Figure 3 shows the ROC-curves for the clinical assessment of the estimated fetal weight and symphysis-fundal height with areas under the curve of 0.82 and 0.73, respectively. For the same false-positive rate as CF, McNemar’s test showed that SC was superior to CF (p=0.014) (Supplementary Table 1).

Figure 3:

ROC-curves illustrating the performance of the clinical assessment by the midwife (A) and the symphysis-fundal height (B).

In the CF group, two patients experienced AEs as redness after removal of the adhesive patch which resolved spontaneously (0.3 %). The distribution of reported SAEs can be seen in Supplementary Table 2. The SAEs covered abnormal prenatal flow measurements, anhydramnion, polyhydramnion, elevated liver enzymes, hypertension, preeclampsia, HELLP syndrome, maternal infection, pulmonary embolism, shortened cervix, premature rupture of membranes/preterm premature rupture of membranes, intrapartum fever, placental abruptio, instrumental delivery, emergency cesarean section, peripartum hemorrhage, asphyxia, 3rd degree rupture of perineum, preterm birth (<37 weeks’ gestation), endometritis, mastitis, post-partum urinary retention, malformation, neonatal apnea, neonatal hypoglycemia, neonatal icterus, neonatal immunization, neonatal infection, respiratory distress syndrome, neonatal weight loss, foetus mors (n=5), and neonatal death (n=1). There were significantly more SAEs in the SC group compared to the CF group (p<0.001). There were two cases of intrauterine fetal death in the CF group and three cases in the SC group. The case of neonatal death was in the CF group. None of the SAEs were found to be associated with the use of CF.

Discussion

In this study, we evaluated the performance and the safety of CF for the first time in a large randomized controlled study (safety+performance) and a prospective study (performance). Overall, we found that CF is safe with no risk of serious adverse events, and only 0.3 % experienced minor skin problems (redness) from the adhesive patch. We found no evidence that CF can be used as a predictor of FGR, as the CF had a low sensitivity of 50 % and a specificity of 43 %. The positive predictive value was very low (8.8 %), though possibly affected by the low incidence of FGR, while the negative predictive value was acceptable (88.6 %). Thus, we were unable to replicate previous findings regarding the clinical performance of CF.

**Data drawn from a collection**
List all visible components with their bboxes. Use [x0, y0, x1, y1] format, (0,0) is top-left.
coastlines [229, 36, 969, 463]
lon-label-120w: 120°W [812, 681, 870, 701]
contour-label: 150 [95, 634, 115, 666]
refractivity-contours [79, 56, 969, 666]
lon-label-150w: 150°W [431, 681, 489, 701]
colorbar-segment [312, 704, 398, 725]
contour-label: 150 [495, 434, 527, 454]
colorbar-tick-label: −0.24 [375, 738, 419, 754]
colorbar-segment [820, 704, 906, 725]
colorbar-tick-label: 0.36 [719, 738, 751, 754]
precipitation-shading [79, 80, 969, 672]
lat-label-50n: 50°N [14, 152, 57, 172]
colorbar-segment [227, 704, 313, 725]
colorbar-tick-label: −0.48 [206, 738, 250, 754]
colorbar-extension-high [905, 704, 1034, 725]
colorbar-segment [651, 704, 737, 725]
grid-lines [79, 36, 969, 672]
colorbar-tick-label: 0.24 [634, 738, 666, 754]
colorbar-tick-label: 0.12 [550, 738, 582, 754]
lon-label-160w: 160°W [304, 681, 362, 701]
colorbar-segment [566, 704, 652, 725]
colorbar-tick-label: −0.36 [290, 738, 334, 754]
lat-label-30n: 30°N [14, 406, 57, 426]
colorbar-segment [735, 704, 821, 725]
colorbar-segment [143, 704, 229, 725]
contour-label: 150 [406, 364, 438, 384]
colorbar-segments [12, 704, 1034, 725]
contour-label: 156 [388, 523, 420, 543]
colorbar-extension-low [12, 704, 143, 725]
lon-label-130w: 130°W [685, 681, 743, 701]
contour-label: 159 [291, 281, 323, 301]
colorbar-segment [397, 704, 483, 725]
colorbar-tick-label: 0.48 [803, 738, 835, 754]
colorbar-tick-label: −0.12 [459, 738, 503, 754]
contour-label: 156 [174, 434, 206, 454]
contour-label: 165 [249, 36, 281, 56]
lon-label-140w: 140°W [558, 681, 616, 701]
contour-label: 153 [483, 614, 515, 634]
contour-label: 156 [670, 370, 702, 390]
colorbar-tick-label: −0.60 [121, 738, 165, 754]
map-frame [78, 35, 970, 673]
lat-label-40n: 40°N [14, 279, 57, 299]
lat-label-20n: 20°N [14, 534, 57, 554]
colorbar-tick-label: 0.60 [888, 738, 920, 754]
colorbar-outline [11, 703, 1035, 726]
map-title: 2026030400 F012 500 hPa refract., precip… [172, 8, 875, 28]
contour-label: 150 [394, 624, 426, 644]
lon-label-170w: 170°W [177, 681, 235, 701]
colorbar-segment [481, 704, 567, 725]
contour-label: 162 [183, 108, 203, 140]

**APPLY WHAT YOU READ**
A: Print the portion of the fetal monitoring study excerpt that begins at the words "Figure 3 shows" and ends after the words "(Supplementary Table 1).".
B: Using the fetal monitoring study excerpt, state whether each of the following statements agrees with it, answering yes or no and quoting the deciding words exactly: (i) Two patients in the CF group had redness after the adhesive patch was removed. (ii) The single case of neonatal death occurred in the SC group. (iii) The negative predictive value of CF was 88.6 %.
C: List every serious adverse event in the fetal monitoring study excerpt whose name begins with the word "neonatal".

**ANSWERS FOR THIS EXERCISE**
A:
Figure 3 shows the ROC-curves for the clinical assessment of the estimated fetal weight and symphysis-fundal height with areas under the curve of 0.82 and 0.73, respectively. For the same false-positive rate as CF, McNemar’s test showed that SC was superior to CF (p=0.014) (Supplementary Table 1).

B:
(i) Yes: "In the CF group, two patients experienced AEs as redness after removal of the adhesive patch which resolved spontaneously (0.3 %)."
(ii) No: "The case of neonatal death was in the CF group."
(iii) Yes: "while the negative predictive value was acceptable (88.6 %)"

C:
neonatal apnea
neonatal hypoglycemia
neonatal icterus
neonatal immunization
neonatal infection
neonatal weight loss
neonatal death